- **COMPITI ED ESERCIZI**:
1: Secondo il brano su seduzione e governo, a chi fece scrivere una nuova costituzione De Gaulle, e in quanto tempo?
2: Trascrivi dal brano su seduzione e governo il passo che comincia con "Uscendo rapidamente di" e va avanti fino a "e la sanità.".
3: Elenca tutte le persone chiamate per nome nella sezione del brano su seduzione e governo intitolata «Sedurre?».

- **BRANO ESTRATTO**:

Sedurre o governare?
di Giovanni Bianchi


Sedurre?
Sedurre è diventata una funzione da tempo interna e centrale al politico. Non è una novità. Delle capacità seduttive del generale De Gaulle si occuparono politologi non frivoli. Del carisma del generale si giovò la Resistenza francese e l'intera Repubblica dopo la crisi d'Algeria. Charles De Gaulle, uscito dal suo sdegnoso riserbo, chiuse la vicenda algerina in senso contrario rispetto alle aspettative di Salan e Massu, fece scrivere a Debré una nuova costituzione in una settimana e rimise la Francia e i francesi sul binario repubblicano. L'operazione fu indubbiamente consentita dal suo fascino seduttivo. E tuttavia seduzione e governo non coincidono. Giolitti, nella famosa lettera alla figlia, non solo non cercava di sedurre la Bella Italia, ma si spingeva a dire che il suo Paese aveva la gobba, e che lui a Palazzo Chigi si era dovuto industriare a confezionare un abito da gobbo…
Se ho evocato questa strana coppia del politico odierno è perché le esigenze mediatiche della leadership hanno di molto aumentato il tasso di seduzione necessario per governare. Con tutta una serie di insidie, di problemi e perfino di aporie. Altro infatti è sedurre e altro governare. Cosicché dai tempi del Generale molti hanno cercato di imitarlo senza averne la statura. Vale ancora la pena di osservare che la seduzione si giova di blandizie, di bugie, di sogni a occhi aperti raccontati agli spettatori.

Bonus o riforme?
Uscendo rapidamente di metafora si può per esempio dire che il seduttore politico odierno (le cose viaggiano così in Lombardia da qualche decennio) preferisce elargire bonus piuttosto che impegnarsi in riforme di struttura, in particolare per quel che riguarda il welfare e la sanità.

- **DATI FORNITI**:

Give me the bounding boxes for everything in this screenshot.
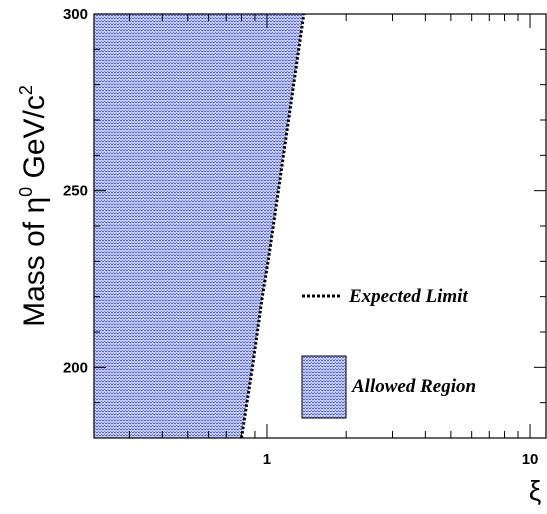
y-tick-label: 200: [63, 359, 88, 376]
legend-allowed-region-marker: [301, 355, 347, 419]
y-axis-label-unit-sup: 2: [16, 85, 36, 95]
expected-limit-line: [240, 13, 306, 439]
x-tick-label: 1: [263, 451, 271, 468]
legend: Expected Limit Allowed Region: [301, 286, 476, 419]
y-tick-label: 250: [63, 183, 88, 200]
x-tick-label: 10: [522, 451, 539, 468]
axis-ticks: 1 10 200 250 300: [63, 6, 546, 468]
y-axis-label-sup: 0: [16, 187, 36, 197]
y-axis-label-main: Mass of η: [18, 197, 51, 327]
allowed-region-area: [94, 14, 304, 438]
plot-area: [94, 13, 306, 439]
legend-expected-limit-label: Expected Limit: [348, 286, 468, 307]
y-axis-label: Mass of η0 GeV/c2: [16, 85, 51, 327]
y-tick-label: 300: [63, 6, 88, 23]
legend-allowed-region-label: Allowed Region: [351, 376, 476, 397]
x-axis-label: ξ: [529, 475, 542, 506]
y-axis-label-unit: GeV/c: [18, 95, 51, 187]
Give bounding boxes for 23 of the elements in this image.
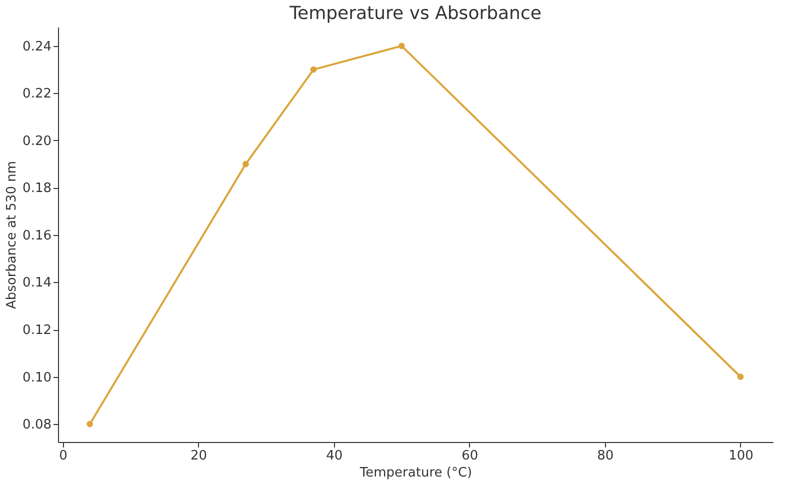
y-tick-label: 0.24 — [22, 39, 52, 54]
y-tick-label: 0.20 — [22, 134, 52, 149]
y-tick-label: 0.22 — [22, 86, 52, 102]
y-tick-label: 0.18 — [22, 181, 52, 196]
point — [242, 160, 249, 168]
chart-title: Temperature vs Absorbance — [288, 3, 542, 24]
y-tick-label: 0.12 — [22, 323, 52, 338]
y-tick-label: 0.08 — [22, 418, 52, 433]
point — [310, 66, 317, 73]
x-axis-title: Temperature (°C) — [358, 466, 472, 480]
point — [398, 42, 405, 50]
x-tick-label: 60 — [462, 448, 478, 464]
point — [737, 374, 744, 380]
x-tick-label: 20 — [190, 448, 208, 464]
x-tick-label: 80 — [597, 448, 614, 464]
x-tick-label: 40 — [326, 448, 343, 464]
x-tick-label: 100 — [728, 448, 754, 464]
y-axis-title: Absorbance at 530 nm — [4, 161, 20, 309]
point — [86, 420, 94, 428]
y-tick-label: 0.10 — [22, 370, 52, 386]
x-tick-label: 0 — [59, 448, 68, 464]
y-tick-label: 0.14 — [22, 276, 52, 291]
y-tick-label: 0.16 — [22, 228, 52, 244]
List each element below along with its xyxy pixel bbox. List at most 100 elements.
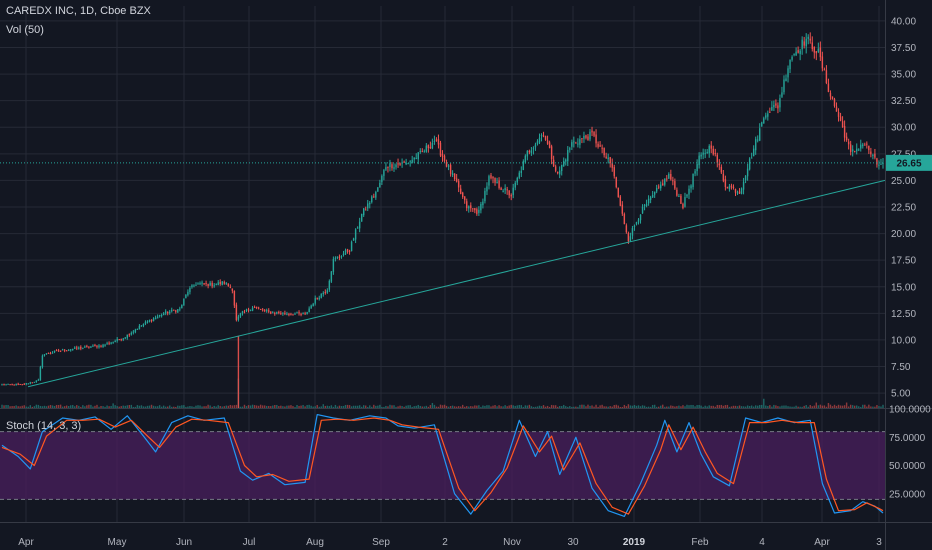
candle-body[interactable] bbox=[181, 304, 183, 309]
candle-body[interactable] bbox=[797, 50, 799, 53]
candle-body[interactable] bbox=[716, 154, 719, 163]
candles[interactable] bbox=[1, 32, 884, 386]
candle-body[interactable] bbox=[354, 229, 357, 240]
candle-body[interactable] bbox=[134, 329, 137, 333]
candle-body[interactable] bbox=[417, 152, 419, 160]
candle-body[interactable] bbox=[676, 189, 678, 196]
support-trendline[interactable] bbox=[27, 179, 886, 388]
candle-body[interactable] bbox=[70, 349, 72, 351]
candle-body[interactable] bbox=[306, 312, 308, 315]
candle-body[interactable] bbox=[373, 196, 375, 198]
candle-body[interactable] bbox=[552, 159, 555, 167]
candle-body[interactable] bbox=[104, 344, 106, 346]
candle-body[interactable] bbox=[451, 173, 454, 176]
candle-body[interactable] bbox=[118, 339, 120, 341]
candle-body[interactable] bbox=[304, 313, 306, 315]
candle-body[interactable] bbox=[532, 148, 535, 150]
candle-body[interactable] bbox=[805, 38, 807, 47]
candle-body[interactable] bbox=[217, 282, 219, 286]
candle-body[interactable] bbox=[734, 189, 737, 193]
candle-body[interactable] bbox=[23, 383, 25, 385]
candle-body[interactable] bbox=[322, 292, 324, 295]
candle-body[interactable] bbox=[270, 311, 272, 314]
candle-body[interactable] bbox=[761, 122, 763, 127]
candle-body[interactable] bbox=[37, 379, 40, 381]
candle-body[interactable] bbox=[449, 164, 452, 174]
candle-body[interactable] bbox=[591, 130, 593, 133]
candle-body[interactable] bbox=[504, 188, 506, 191]
candle-body[interactable] bbox=[421, 151, 424, 153]
candle-body[interactable] bbox=[249, 309, 252, 311]
candle-body[interactable] bbox=[138, 325, 141, 330]
candle-body[interactable] bbox=[316, 297, 318, 299]
candle-body[interactable] bbox=[369, 202, 371, 205]
candle-body[interactable] bbox=[318, 297, 320, 299]
candle-body[interactable] bbox=[272, 312, 274, 314]
candle-body[interactable] bbox=[183, 298, 185, 306]
candle-body[interactable] bbox=[730, 185, 733, 188]
candle-body[interactable] bbox=[765, 115, 767, 118]
candle-body[interactable] bbox=[223, 282, 225, 284]
candle-body[interactable] bbox=[726, 186, 729, 189]
candle-body[interactable] bbox=[389, 163, 391, 168]
candle-body[interactable] bbox=[213, 285, 215, 287]
candle-body[interactable] bbox=[439, 142, 442, 156]
candle-body[interactable] bbox=[96, 346, 98, 348]
candle-body[interactable] bbox=[746, 168, 749, 177]
candle-body[interactable] bbox=[589, 131, 591, 140]
candle-body[interactable] bbox=[108, 342, 110, 344]
candle-body[interactable] bbox=[65, 350, 68, 352]
candle-body[interactable] bbox=[41, 355, 44, 368]
candle-body[interactable] bbox=[148, 320, 151, 322]
candle-body[interactable] bbox=[308, 308, 310, 313]
candle-body[interactable] bbox=[57, 350, 60, 352]
candle-body[interactable] bbox=[94, 345, 96, 347]
candle-body[interactable] bbox=[573, 141, 575, 143]
candle-body[interactable] bbox=[31, 382, 34, 384]
candle-body[interactable] bbox=[492, 177, 494, 179]
candle-body[interactable] bbox=[813, 46, 815, 53]
candle-body[interactable] bbox=[870, 151, 872, 155]
candle-body[interactable] bbox=[821, 56, 824, 69]
candle-body[interactable] bbox=[431, 142, 434, 149]
candle-body[interactable] bbox=[78, 347, 80, 349]
candle-body[interactable] bbox=[453, 173, 456, 179]
candle-body[interactable] bbox=[724, 179, 727, 187]
candle-body[interactable] bbox=[433, 140, 436, 142]
candle-body[interactable] bbox=[847, 141, 850, 145]
candle-body[interactable] bbox=[320, 293, 322, 298]
candle-body[interactable] bbox=[781, 92, 783, 97]
candle-body[interactable] bbox=[565, 159, 567, 162]
candle-body[interactable] bbox=[25, 383, 27, 385]
candle-body[interactable] bbox=[651, 194, 654, 198]
candle-body[interactable] bbox=[298, 312, 300, 314]
candle-body[interactable] bbox=[688, 188, 690, 195]
candle-body[interactable] bbox=[662, 183, 664, 186]
candle-body[interactable] bbox=[484, 190, 486, 202]
candle-body[interactable] bbox=[819, 47, 822, 58]
stoch-legend[interactable]: Stoch (14, 3, 3) bbox=[6, 420, 82, 432]
candle-body[interactable] bbox=[425, 145, 428, 152]
candle-body[interactable] bbox=[257, 307, 260, 309]
candle-body[interactable] bbox=[205, 282, 207, 284]
candle-body[interactable] bbox=[807, 36, 809, 39]
candle-body[interactable] bbox=[387, 166, 389, 168]
candle-body[interactable] bbox=[253, 307, 256, 309]
candle-body[interactable] bbox=[522, 161, 525, 171]
candle-body[interactable] bbox=[126, 334, 128, 338]
candle-body[interactable] bbox=[245, 309, 248, 311]
candle-body[interactable] bbox=[344, 250, 347, 255]
trendline[interactable] bbox=[0, 162, 886, 388]
candle-body[interactable] bbox=[750, 157, 753, 159]
candle-body[interactable] bbox=[524, 155, 527, 163]
candle-body[interactable] bbox=[621, 204, 624, 214]
candle-body[interactable] bbox=[754, 139, 757, 151]
candle-body[interactable] bbox=[672, 180, 674, 182]
candle-body[interactable] bbox=[742, 181, 745, 190]
candle-body[interactable] bbox=[540, 135, 543, 137]
candle-body[interactable] bbox=[607, 157, 609, 160]
candle-body[interactable] bbox=[696, 164, 698, 172]
candle-body[interactable] bbox=[872, 154, 874, 156]
candle-body[interactable] bbox=[601, 147, 603, 149]
candle-body[interactable] bbox=[476, 209, 478, 214]
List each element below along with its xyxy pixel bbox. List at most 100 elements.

- **LE RISPOSTE**:
1: A Debré, in una settimana.

2:
Uscendo rapidamente di metafora si può per esempio dire che il seduttore politico odierno (le cose viaggiano così in Lombardia da qualche decennio) preferisce elargire bonus piuttosto che impegnarsi in riforme di struttura, in particolare per quel che riguarda il welfare e la sanità.

3: Charles De Gaulle, Salan, Massu, Debré, Giolitti